DATASET EXCERPTS:

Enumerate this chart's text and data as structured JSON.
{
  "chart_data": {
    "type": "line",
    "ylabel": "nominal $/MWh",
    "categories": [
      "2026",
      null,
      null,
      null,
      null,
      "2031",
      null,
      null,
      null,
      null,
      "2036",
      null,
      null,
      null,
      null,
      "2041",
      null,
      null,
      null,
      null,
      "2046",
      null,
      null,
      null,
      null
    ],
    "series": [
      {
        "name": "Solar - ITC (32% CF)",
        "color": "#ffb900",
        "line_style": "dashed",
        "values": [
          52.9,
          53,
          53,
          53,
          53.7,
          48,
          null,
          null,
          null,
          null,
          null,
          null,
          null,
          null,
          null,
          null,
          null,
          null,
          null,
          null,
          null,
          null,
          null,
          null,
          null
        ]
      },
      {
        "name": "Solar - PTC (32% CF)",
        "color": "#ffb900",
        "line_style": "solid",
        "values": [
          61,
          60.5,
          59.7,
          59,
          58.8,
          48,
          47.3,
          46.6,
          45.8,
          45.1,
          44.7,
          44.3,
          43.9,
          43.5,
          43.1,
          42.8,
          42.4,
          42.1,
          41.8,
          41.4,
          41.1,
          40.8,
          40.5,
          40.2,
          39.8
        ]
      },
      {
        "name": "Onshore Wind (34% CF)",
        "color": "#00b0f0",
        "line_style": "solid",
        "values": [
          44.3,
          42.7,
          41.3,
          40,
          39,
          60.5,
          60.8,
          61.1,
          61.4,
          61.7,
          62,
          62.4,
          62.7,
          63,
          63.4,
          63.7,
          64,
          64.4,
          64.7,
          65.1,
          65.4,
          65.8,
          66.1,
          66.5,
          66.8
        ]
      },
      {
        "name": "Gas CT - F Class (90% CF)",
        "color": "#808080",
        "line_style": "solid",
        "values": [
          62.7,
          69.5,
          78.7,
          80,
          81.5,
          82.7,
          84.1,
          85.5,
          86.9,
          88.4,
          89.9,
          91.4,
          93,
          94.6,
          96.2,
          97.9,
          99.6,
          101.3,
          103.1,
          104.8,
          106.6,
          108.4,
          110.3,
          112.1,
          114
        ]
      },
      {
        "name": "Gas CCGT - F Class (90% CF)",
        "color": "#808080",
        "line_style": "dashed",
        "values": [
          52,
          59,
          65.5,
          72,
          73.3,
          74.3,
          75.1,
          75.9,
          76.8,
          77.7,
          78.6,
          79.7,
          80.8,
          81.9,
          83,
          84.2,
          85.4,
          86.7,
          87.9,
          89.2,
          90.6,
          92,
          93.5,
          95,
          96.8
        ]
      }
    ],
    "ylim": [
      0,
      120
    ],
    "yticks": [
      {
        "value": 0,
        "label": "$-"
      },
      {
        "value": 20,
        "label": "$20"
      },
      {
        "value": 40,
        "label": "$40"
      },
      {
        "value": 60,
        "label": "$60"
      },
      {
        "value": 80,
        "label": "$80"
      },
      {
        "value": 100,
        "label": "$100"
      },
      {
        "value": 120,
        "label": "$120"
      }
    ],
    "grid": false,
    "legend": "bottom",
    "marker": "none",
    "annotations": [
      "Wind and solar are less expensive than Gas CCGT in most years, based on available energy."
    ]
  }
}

STATED GOAL: Hand back the material above in full, exactly as written.

TASK RESULT:
Enumerate this chart's text and data as structured JSON.
{
  "chart_data": {
    "type": "line",
    "ylabel": "nominal $/MWh",
    "categories": [
      "2026",
      null,
      null,
      null,
      null,
      "2031",
      null,
      null,
      null,
      null,
      "2036",
      null,
      null,
      null,
      null,
      "2041",
      null,
      null,
      null,
      null,
      "2046",
      null,
      null,
      null,
      null
    ],
    "series": [
      {
        "name": "Solar - ITC (32% CF)",
        "color": "#ffb900",
        "line_style": "dashed",
        "values": [
          52.9,
          53,
          53,
          53,
          53.7,
          48,
          null,
          null,
          null,
          null,
          null,
          null,
          null,
          null,
          null,
          null,
          null,
          null,
          null,
          null,
          null,
          null,
          null,
          null,
          null
        ]
      },
      {
        "name": "Solar - PTC (32% CF)",
        "color": "#ffb900",
        "line_style": "solid",
        "values": [
          61,
          60.5,
          59.7,
          59,
          58.8,
          48,
          47.3,
          46.6,
          45.8,
          45.1,
          44.7,
          44.3,
          43.9,
          43.5,
          43.1,
          42.8,
          42.4,
          42.1,
          41.8,
          41.4,
          41.1,
          40.8,
          40.5,
          40.2,
          39.8
        ]
      },
      {
        "name": "Onshore Wind (34% CF)",
        "color": "#00b0f0",
        "line_style": "solid",
        "values": [
          44.3,
          42.7,
          41.3,
          40,
          39,
          60.5,
          60.8,
          61.1,
          61.4,
          61.7,
          62,
          62.4,
          62.7,
          63,
          63.4,
          63.7,
          64,
          64.4,
          64.7,
          65.1,
          65.4,
          65.8,
          66.1,
          66.5,
          66.8
        ]
      },
      {
        "name": "Gas CT - F Class (90% CF)",
        "color": "#808080",
        "line_style": "solid",
        "values": [
          62.7,
          69.5,
          78.7,
          80,
          81.5,
          82.7,
          84.1,
          85.5,
          86.9,
          88.4,
          89.9,
          91.4,
          93,
          94.6,
          96.2,
          97.9,
          99.6,
          101.3,
          103.1,
          104.8,
          106.6,
          108.4,
          110.3,
          112.1,
          114
        ]
      },
      {
        "name": "Gas CCGT - F Class (90% CF)",
        "color": "#808080",
        "line_style": "dashed",
        "values": [
          52,
          59,
          65.5,
          72,
          73.3,
          74.3,
          75.1,
          75.9,
          76.8,
          77.7,
          78.6,
          79.7,
          80.8,
          81.9,
          83,
          84.2,
          85.4,
          86.7,
          87.9,
          89.2,
          90.6,
          92,
          93.5,
          95,
          96.8
        ]
      }
    ],
    "ylim": [
      0,
      120
    ],
    "yticks": [
      {
        "value": 0,
        "label": "$-"
      },
      {
        "value": 20,
        "label": "$20"
      },
      {
        "value": 40,
        "label": "$40"
      },
      {
        "value": 60,
        "label": "$60"
      },
      {
        "value": 80,
        "label": "$80"
      },
      {
        "value": 100,
        "label": "$100"
      },
      {
        "value": 120,
        "label": "$120"
      }
    ],
    "grid": false,
    "legend": "bottom",
    "marker": "none",
    "annotations": [
      "Wind and solar are less expensive than Gas CCGT in most years, based on available energy."
    ]
  }
}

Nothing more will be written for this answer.